\documentclass[a4paper]{article}

\usepackage[colorlinks]{hyperref}
\usepackage{bookmark}
\usepackage{booktabs}

\usepackage{lmodern}
% \usepackage{kerkis}
% \usepackage{gfsdidot}

% allow other files to load this file with different setup
\providecommand{\greeksetup}{
 \usepackage[LGR,T1]{fontenc}
 \usepackage{textalpha}
 \usepackage{alphabeta}

 % Greek utf8 definitions work with and without "Babel",
 % with monotonic, polytonic, and ancient Greek variants.
 % The new implementation of \MakeUppercase requires Babel
 % for the Greek localisation
 \usepackage[greek,english]{babel}
 % \languageattribute{greek}{polutoniko}
 % \languageattribute{greek}{ancient}
}
\greeksetup

% Fallbacks:
\ProvideTextCommandDefault{\greekscript}{\fontencoding{LGR}\selectfont
                                        \def\encodingdefault{LGR}}
\providecommand{\latinscript}{\fontencoding{T1}\selectfont
                             \def\encodingdefault{T1}}
\ProvideTextCommandDefault{\ensuregreek}[1]{\leavevmode{\greekscript #1}}
\providecommand{\ensureascii}[1]{{\fontencoding{T1}\selectfont #1}}


\begin{document}

\title{Greek Unicode with 8-bit TeX}
\author{Günter Milde}
\maketitle

\begin{abstract}
\noindent
The definitions in \texttt{lgrenc.dfu} provide UTF-8 support for the Greek
script based on the \emph{LaTeX internal character representation} macros
(LICRs) defined in the \emph{greek-fontenc} package.
\end{abstract}

\tableofcontents

\section{Introduction}

The default input encoding for 8-bit LaTeX changed from 7-bit ASCII to UTF-8
in April 2018.\footnote{%
 The XeTeX and LuaTeX engines use UTF-8 as input, internal, and font
 encoding. They do not require (and, except in 8-bit compatibility mode,
 do not work with) the and \emph{greek-inputenc} package.}
However, the standard setup misses definitions for Greek Unicode characters.
\emph{Greek-inputenc} adds definitions to allow the use of
literal characters for Greek letters and symbols in the document source.

As with all input encoding definitions, this only works if the active font
encoding supports the characters.

■ **Record set**:
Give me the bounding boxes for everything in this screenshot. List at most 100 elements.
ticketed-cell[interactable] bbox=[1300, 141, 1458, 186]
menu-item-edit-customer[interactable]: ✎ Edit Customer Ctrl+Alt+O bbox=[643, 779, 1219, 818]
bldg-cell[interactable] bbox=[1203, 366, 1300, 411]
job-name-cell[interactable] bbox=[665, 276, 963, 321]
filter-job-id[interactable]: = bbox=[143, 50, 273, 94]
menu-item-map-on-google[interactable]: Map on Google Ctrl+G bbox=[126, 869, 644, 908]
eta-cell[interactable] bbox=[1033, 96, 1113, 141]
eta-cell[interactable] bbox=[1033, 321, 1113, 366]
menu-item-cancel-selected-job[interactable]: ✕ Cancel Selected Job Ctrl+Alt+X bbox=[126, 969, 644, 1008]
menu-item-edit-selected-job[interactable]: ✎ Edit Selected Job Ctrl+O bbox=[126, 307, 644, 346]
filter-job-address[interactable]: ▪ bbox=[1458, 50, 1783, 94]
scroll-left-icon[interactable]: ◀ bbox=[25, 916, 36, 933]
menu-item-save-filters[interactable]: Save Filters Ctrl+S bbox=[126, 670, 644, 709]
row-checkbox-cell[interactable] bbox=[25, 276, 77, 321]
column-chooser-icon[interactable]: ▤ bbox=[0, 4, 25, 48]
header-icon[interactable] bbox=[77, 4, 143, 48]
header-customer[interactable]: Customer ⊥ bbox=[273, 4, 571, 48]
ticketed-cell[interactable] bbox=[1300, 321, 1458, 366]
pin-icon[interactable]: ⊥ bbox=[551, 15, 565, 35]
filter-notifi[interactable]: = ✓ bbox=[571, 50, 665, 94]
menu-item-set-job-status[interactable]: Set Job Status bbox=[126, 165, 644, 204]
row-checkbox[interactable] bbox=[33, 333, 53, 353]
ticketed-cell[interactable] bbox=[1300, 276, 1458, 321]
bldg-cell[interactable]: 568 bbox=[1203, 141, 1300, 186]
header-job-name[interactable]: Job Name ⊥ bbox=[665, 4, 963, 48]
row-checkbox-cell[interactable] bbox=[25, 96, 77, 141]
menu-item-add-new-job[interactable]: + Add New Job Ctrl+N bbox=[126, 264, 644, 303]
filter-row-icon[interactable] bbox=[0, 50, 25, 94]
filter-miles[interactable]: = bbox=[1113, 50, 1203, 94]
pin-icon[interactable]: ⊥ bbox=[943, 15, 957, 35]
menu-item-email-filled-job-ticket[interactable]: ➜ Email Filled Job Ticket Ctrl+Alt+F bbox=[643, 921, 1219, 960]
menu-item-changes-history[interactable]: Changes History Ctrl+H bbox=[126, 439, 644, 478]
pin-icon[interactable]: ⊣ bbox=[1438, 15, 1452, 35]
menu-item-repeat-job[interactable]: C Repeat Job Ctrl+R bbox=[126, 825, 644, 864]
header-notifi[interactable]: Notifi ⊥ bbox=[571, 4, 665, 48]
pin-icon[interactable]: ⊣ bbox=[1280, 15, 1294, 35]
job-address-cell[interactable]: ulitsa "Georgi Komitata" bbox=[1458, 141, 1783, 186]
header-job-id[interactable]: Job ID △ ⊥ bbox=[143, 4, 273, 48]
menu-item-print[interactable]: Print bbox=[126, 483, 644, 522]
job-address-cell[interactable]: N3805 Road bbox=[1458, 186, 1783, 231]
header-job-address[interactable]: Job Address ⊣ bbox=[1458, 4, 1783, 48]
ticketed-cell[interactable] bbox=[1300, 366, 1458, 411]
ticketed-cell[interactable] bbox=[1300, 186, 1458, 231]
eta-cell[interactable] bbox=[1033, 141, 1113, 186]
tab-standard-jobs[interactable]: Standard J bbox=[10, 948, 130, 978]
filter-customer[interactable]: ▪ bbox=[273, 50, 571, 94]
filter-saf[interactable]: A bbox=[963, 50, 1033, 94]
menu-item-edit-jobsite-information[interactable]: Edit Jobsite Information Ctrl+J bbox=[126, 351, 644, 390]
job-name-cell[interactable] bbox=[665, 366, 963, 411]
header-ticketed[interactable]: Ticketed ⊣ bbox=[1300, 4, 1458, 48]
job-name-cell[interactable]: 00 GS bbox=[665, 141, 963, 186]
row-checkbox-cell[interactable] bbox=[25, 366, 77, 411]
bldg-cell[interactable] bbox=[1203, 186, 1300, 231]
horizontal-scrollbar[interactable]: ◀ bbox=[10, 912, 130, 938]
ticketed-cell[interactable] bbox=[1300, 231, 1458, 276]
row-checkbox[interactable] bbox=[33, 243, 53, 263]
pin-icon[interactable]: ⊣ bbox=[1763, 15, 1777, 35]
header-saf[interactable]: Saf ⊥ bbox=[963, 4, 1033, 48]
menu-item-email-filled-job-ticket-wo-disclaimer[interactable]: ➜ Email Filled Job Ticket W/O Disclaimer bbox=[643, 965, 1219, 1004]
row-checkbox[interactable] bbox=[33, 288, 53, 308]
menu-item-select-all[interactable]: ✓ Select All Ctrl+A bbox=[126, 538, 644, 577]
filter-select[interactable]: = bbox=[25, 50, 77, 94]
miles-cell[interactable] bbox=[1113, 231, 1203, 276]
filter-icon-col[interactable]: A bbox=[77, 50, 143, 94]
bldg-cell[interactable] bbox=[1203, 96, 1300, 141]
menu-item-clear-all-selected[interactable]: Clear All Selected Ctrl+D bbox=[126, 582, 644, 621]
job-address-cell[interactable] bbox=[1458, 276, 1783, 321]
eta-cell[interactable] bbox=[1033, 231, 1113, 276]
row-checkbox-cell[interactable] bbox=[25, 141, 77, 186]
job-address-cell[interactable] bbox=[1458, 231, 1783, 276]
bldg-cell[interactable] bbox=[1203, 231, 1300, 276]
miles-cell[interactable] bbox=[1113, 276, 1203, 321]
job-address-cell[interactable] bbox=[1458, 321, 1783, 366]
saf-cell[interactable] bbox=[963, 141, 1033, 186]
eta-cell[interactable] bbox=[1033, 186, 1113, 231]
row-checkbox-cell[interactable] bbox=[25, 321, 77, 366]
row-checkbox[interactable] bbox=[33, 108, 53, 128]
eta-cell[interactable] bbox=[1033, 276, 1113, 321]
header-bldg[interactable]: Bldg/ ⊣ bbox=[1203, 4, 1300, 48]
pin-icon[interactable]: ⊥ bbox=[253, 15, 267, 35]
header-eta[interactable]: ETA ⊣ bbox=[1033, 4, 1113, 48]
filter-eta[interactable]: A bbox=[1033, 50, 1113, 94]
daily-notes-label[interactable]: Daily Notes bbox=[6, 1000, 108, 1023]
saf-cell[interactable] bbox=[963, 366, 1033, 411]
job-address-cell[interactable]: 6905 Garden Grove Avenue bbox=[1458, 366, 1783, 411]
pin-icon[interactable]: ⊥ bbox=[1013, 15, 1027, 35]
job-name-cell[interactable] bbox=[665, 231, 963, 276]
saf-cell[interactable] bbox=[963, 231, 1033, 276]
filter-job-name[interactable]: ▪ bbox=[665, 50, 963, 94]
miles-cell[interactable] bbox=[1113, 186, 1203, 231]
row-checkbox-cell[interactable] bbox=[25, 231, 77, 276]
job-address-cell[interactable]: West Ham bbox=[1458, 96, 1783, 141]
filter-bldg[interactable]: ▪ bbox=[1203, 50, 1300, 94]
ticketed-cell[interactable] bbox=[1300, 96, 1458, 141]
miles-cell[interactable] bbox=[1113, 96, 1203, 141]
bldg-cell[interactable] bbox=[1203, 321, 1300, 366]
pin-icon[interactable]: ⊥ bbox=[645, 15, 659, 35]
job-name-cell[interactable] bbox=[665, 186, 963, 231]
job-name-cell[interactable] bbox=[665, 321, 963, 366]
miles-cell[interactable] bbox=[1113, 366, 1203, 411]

■ **Challenge 1**: According to the Greek Unicode source, when did the default input encoding for 8-bit LaTeX change to UTF-8?
■ **Challenge 2**: From the Greek Unicode source, extract the passage that begins at the words "The default input" and stops after the words "the document source.".
■ **Challenge 3**: Translate this sentence from the Greek Unicode source into Spanish: "However, the standard setup misses definitions for Greek Unicode characters."
The lines are separate material and are not part of the Greek Unicode source.

■ **Written answer 1**: In April 2018.

■ **Written answer 2**:
The default input encoding for 8-bit LaTeX changed from 7-bit ASCII to UTF-8
in April 2018.\footnote{%
 The XeTeX and LuaTeX engines use UTF-8 as input, internal, and font
 encoding. They do not require (and, except in 8-bit compatibility mode,
 do not work with) the and \emph{greek-inputenc} package.}
However, the standard setup misses definitions for Greek Unicode characters.
\emph{Greek-inputenc} adds definitions to allow the use of
literal characters for Greek letters and symbols in the document source.

■ **Written answer 3**: Sin embargo, la configuración estándar carece de definiciones para los caracteres Unicode griegos.